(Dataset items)
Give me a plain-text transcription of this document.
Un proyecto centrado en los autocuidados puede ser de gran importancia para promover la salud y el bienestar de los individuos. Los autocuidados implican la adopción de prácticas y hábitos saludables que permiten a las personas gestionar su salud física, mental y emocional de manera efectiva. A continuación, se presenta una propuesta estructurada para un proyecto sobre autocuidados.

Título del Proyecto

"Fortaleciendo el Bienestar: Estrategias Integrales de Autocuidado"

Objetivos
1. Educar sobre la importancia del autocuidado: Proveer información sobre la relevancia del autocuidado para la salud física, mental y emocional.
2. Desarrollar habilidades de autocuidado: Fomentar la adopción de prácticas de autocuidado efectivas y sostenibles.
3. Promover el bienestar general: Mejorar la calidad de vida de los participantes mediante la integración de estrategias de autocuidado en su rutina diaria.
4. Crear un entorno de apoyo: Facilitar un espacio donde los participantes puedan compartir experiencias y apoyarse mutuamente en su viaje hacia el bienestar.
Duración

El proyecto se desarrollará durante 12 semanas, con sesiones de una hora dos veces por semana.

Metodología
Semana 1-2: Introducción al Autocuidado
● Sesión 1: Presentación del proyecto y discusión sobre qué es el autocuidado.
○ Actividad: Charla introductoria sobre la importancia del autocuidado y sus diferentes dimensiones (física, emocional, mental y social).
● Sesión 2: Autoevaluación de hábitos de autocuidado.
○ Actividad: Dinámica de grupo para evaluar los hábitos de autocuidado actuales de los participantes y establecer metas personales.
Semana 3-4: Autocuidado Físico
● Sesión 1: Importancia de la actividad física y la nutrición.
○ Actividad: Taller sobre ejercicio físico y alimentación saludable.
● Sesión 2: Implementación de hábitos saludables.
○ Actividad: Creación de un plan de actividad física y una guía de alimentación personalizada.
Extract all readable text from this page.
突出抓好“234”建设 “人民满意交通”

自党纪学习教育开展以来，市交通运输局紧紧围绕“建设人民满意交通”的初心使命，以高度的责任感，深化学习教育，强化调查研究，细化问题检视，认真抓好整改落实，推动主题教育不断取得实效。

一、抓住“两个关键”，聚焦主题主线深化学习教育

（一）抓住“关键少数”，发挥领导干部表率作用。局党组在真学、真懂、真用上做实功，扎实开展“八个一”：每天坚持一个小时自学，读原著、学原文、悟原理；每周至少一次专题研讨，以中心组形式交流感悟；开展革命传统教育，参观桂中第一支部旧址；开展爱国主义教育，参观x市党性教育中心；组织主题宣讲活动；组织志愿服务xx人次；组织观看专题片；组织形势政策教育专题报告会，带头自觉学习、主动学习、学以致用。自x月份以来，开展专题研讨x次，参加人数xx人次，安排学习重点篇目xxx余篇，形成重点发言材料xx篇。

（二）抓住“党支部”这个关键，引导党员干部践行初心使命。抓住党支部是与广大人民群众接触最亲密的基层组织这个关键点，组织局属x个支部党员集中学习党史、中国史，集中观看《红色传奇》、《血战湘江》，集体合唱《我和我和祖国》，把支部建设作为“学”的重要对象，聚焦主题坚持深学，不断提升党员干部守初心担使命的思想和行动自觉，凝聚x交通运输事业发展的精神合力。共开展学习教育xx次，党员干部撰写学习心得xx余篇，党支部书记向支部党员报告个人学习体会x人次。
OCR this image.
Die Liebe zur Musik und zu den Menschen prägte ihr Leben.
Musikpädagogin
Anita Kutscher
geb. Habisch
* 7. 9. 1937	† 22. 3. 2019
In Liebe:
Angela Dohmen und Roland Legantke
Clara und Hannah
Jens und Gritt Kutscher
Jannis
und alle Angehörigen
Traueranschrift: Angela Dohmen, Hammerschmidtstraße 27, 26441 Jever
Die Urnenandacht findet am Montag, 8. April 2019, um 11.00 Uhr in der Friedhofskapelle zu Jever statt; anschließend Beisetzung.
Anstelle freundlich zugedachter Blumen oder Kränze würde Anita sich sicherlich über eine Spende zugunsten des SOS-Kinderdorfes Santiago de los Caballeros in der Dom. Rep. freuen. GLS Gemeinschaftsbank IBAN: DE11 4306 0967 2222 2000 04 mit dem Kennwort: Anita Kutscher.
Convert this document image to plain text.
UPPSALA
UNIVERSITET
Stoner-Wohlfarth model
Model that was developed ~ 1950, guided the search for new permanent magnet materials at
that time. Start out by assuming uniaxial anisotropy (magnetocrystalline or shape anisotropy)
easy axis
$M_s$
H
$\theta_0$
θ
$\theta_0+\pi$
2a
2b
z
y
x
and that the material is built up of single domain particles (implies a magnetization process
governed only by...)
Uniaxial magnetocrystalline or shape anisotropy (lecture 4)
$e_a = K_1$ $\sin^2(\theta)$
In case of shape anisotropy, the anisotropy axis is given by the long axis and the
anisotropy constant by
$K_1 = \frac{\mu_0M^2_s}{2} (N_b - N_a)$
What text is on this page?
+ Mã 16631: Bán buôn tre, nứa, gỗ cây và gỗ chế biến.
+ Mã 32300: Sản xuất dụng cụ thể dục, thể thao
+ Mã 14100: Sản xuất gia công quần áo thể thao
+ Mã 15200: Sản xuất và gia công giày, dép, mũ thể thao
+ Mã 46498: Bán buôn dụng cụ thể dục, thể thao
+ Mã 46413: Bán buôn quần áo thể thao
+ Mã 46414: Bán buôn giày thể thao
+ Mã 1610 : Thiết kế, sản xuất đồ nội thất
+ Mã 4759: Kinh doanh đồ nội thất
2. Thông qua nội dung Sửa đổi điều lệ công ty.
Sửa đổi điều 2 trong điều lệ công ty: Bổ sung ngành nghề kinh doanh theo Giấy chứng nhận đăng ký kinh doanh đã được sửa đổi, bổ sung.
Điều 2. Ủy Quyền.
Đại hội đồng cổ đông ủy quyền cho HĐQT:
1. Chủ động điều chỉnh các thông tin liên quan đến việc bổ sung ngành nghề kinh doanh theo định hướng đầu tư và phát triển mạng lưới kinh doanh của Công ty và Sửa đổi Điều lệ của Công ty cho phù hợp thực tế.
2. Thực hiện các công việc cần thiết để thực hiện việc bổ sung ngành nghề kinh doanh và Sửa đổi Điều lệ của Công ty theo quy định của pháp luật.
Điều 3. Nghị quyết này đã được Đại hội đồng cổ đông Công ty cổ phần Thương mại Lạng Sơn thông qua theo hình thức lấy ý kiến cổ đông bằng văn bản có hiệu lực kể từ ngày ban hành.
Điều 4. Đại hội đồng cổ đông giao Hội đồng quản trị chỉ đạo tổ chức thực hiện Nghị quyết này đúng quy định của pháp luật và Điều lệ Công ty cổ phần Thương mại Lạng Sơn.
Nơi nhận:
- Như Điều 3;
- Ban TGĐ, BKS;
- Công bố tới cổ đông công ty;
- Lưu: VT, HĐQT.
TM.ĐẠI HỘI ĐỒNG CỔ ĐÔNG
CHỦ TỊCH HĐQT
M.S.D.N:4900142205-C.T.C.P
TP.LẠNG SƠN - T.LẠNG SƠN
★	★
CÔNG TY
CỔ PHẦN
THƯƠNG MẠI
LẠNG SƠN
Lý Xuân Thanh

■ Instructions to follow ■
Include both ends. Return the line holding "What text is on this page?" and all lines after it in the records above, exactly as written.

■ Expected answer ■
What text is on this page?
+ Mã 16631: Bán buôn tre, nứa, gỗ cây và gỗ chế biến.
+ Mã 32300: Sản xuất dụng cụ thể dục, thể thao
+ Mã 14100: Sản xuất gia công quần áo thể thao
+ Mã 15200: Sản xuất và gia công giày, dép, mũ thể thao
+ Mã 46498: Bán buôn dụng cụ thể dục, thể thao
+ Mã 46413: Bán buôn quần áo thể thao
+ Mã 46414: Bán buôn giày thể thao
+ Mã 1610 : Thiết kế, sản xuất đồ nội thất
+ Mã 4759: Kinh doanh đồ nội thất
2. Thông qua nội dung Sửa đổi điều lệ công ty.
Sửa đổi điều 2 trong điều lệ công ty: Bổ sung ngành nghề kinh doanh theo Giấy chứng nhận đăng ký kinh doanh đã được sửa đổi, bổ sung.
Điều 2. Ủy Quyền.
Đại hội đồng cổ đông ủy quyền cho HĐQT:
1. Chủ động điều chỉnh các thông tin liên quan đến việc bổ sung ngành nghề kinh doanh theo định hướng đầu tư và phát triển mạng lưới kinh doanh của Công ty và Sửa đổi Điều lệ của Công ty cho phù hợp thực tế.
2. Thực hiện các công việc cần thiết để thực hiện việc bổ sung ngành nghề kinh doanh và Sửa đổi Điều lệ của Công ty theo quy định của pháp luật.
Điều 3. Nghị quyết này đã được Đại hội đồng cổ đông Công ty cổ phần Thương mại Lạng Sơn thông qua theo hình thức lấy ý kiến cổ đông bằng văn bản có hiệu lực kể từ ngày ban hành.
Điều 4. Đại hội đồng cổ đông giao Hội đồng quản trị chỉ đạo tổ chức thực hiện Nghị quyết này đúng quy định của pháp luật và Điều lệ Công ty cổ phần Thương mại Lạng Sơn.
Nơi nhận:
- Như Điều 3;
- Ban TGĐ, BKS;
- Công bố tới cổ đông công ty;
- Lưu: VT, HĐQT.
TM.ĐẠI HỘI ĐỒNG CỔ ĐÔNG
CHỦ TỊCH HĐQT
M.S.D.N:4900142205-C.T.C.P
TP.LẠNG SƠN - T.LẠNG SƠN
★	★
CÔNG TY
CỔ PHẦN
THƯƠNG MẠI
LẠNG SƠN
Lý Xuân Thanh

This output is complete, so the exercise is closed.